Selected text →
The development charges set out in Schedule “A” shall be imposed on residential uses of lands, buildings or structures, including a dwelling unit accessory to a non-residential use and, in the case of a mixed-use building or structure, on the residential uses in the mixed-use building or structure, according to the type of residential unit, and calculated with respect to each of the services according to the type of residential use.

 

Non-Residential

The development charges described in Schedule “A” to this by-law shall be imposed on non-residential uses of lands, buildings or structures, and, in the case of a mixed-use building or structure, on the non-residential uses in the mixed-use building or structure, and calculated with respect to each of the services according to the total floor area of the non-residential use.

 

 Reduction of Development Charges for Redevelopment

Despite any other provisions of this By-law, where, as a result of the redevelopment of land, a building or structure existing on the same land within 60 months prior to the date of payment of development charges in regard to such redevelopment was, or is to be demolished, in whole or in part, or converted from one principal use to another principal use on the same land, in order to facilitate the redevelopment, the development charges otherwise payable with respect to such redevelopment shall be reduced by the following amounts:

  • in the case of a residential building or structure, or in the case of a mixed-use building or structure, the residential uses in the mixed-use building or structure, an amount calculated by multiplying the applicable development charge under subsection 3.11 by the number, according to type, of dwelling units that have been or will be demolished or converted to another principal use; and
  • in the case of a non-residential building or structure or, in the case of mixed-use building or structure, the non-residential uses in the mixed-use building or structure, an amount calculated by multiplying the applicable development charges under subsection 3.12, by the gross floor area that has been or will be demolished or converted to another principal use;

provided that such amounts shall not exceed, in total, the amount of the development charges otherwise payable with respect to the redevelopment.

Stated exercise 1 →
Using the development charges text, say whether each statement agrees with it. Answer yes or no for each, and quote the words of the text that decide it.
(a) Charges on non-residential uses are calculated according to the total floor area of the non-residential use.
(b) The redevelopment reduction covers a building that existed on the same land within 36 months before the charges are paid.
(c) The reductions for redevelopment may add up to more than the development charges otherwise payable.
Stated exercise 2 → Turn the records, from their first line up to and including the line with "watermark: zyjl.cn — [108, 456, 264, 524]", into a JSON list of strings with one string per line. Leave out blank lines.
The records have nothing to do with the development charges text.

Data for this exercise →
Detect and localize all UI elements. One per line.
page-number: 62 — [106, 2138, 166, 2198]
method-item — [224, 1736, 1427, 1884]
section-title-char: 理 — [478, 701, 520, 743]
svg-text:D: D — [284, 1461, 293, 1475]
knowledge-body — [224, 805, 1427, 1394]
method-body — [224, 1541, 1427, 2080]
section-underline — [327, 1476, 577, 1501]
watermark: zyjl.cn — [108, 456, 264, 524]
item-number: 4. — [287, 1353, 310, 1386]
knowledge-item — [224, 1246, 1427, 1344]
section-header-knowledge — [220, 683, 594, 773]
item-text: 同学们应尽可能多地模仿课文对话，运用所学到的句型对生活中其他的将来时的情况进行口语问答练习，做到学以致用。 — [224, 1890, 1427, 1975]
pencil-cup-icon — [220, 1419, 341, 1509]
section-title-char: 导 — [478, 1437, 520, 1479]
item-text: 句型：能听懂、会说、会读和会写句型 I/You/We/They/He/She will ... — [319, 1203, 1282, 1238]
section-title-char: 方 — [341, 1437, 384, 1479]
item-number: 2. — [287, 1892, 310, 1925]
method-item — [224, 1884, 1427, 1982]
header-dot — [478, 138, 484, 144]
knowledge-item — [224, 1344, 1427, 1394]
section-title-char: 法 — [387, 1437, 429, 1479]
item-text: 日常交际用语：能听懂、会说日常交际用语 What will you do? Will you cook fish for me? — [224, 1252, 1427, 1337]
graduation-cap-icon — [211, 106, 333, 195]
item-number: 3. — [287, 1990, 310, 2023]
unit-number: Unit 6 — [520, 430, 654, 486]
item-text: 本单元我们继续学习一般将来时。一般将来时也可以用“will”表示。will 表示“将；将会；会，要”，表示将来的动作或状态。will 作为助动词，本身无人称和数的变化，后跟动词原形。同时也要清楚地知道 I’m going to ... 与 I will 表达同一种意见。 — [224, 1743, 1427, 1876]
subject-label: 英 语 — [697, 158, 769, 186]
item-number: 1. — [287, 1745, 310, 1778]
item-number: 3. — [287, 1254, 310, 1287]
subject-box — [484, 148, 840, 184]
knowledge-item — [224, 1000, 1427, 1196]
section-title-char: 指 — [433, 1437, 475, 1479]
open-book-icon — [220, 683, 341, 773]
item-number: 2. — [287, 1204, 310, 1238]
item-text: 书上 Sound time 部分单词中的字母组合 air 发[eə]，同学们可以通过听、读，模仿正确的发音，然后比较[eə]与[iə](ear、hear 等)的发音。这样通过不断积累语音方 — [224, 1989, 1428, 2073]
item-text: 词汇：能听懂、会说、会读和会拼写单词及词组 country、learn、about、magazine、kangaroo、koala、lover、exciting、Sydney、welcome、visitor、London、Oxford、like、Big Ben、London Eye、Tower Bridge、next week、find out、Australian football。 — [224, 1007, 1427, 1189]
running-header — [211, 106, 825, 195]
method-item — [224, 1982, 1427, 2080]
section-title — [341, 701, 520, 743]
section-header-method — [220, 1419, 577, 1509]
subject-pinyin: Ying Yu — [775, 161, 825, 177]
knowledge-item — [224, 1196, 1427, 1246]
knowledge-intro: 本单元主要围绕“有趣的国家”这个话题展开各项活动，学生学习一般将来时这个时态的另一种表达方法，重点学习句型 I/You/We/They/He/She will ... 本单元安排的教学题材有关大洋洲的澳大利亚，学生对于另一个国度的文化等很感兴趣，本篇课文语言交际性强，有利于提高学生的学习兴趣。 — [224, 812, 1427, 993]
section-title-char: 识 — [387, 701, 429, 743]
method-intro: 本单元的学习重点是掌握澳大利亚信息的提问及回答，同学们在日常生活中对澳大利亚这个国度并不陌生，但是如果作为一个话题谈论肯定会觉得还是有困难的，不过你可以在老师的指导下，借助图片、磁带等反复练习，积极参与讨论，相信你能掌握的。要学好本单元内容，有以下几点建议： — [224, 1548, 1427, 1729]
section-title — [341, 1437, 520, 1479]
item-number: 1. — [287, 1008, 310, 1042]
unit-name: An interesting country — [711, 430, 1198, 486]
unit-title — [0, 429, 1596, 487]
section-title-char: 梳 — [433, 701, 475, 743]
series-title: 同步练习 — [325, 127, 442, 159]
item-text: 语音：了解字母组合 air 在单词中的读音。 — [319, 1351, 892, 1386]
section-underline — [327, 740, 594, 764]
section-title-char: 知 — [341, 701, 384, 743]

Right answer 1 →
(a) Yes: "calculated with respect to each of the services according to the total floor area of the non-residential use"
(b) No: "within 60 months prior to the date of payment of development charges"
(c) No: "provided that such amounts shall not exceed, in total, the amount of the development charges otherwise payable with respect to the redevelopment"

Right answer 2 →
[
  "Detect and localize all UI elements. One per line.",
  "page-number: 62 — [106, 2138, 166, 2198]",
  "method-item — [224, 1736, 1427, 1884]",
  "section-title-char: 理 — [478, 701, 520, 743]",
  "svg-text:D: D — [284, 1461, 293, 1475]",
  "knowledge-body — [224, 805, 1427, 1394]",
  "method-body — [224, 1541, 1427, 2080]",
  "section-underline — [327, 1476, 577, 1501]",
  "watermark: zyjl.cn — [108, 456, 264, 524]"
]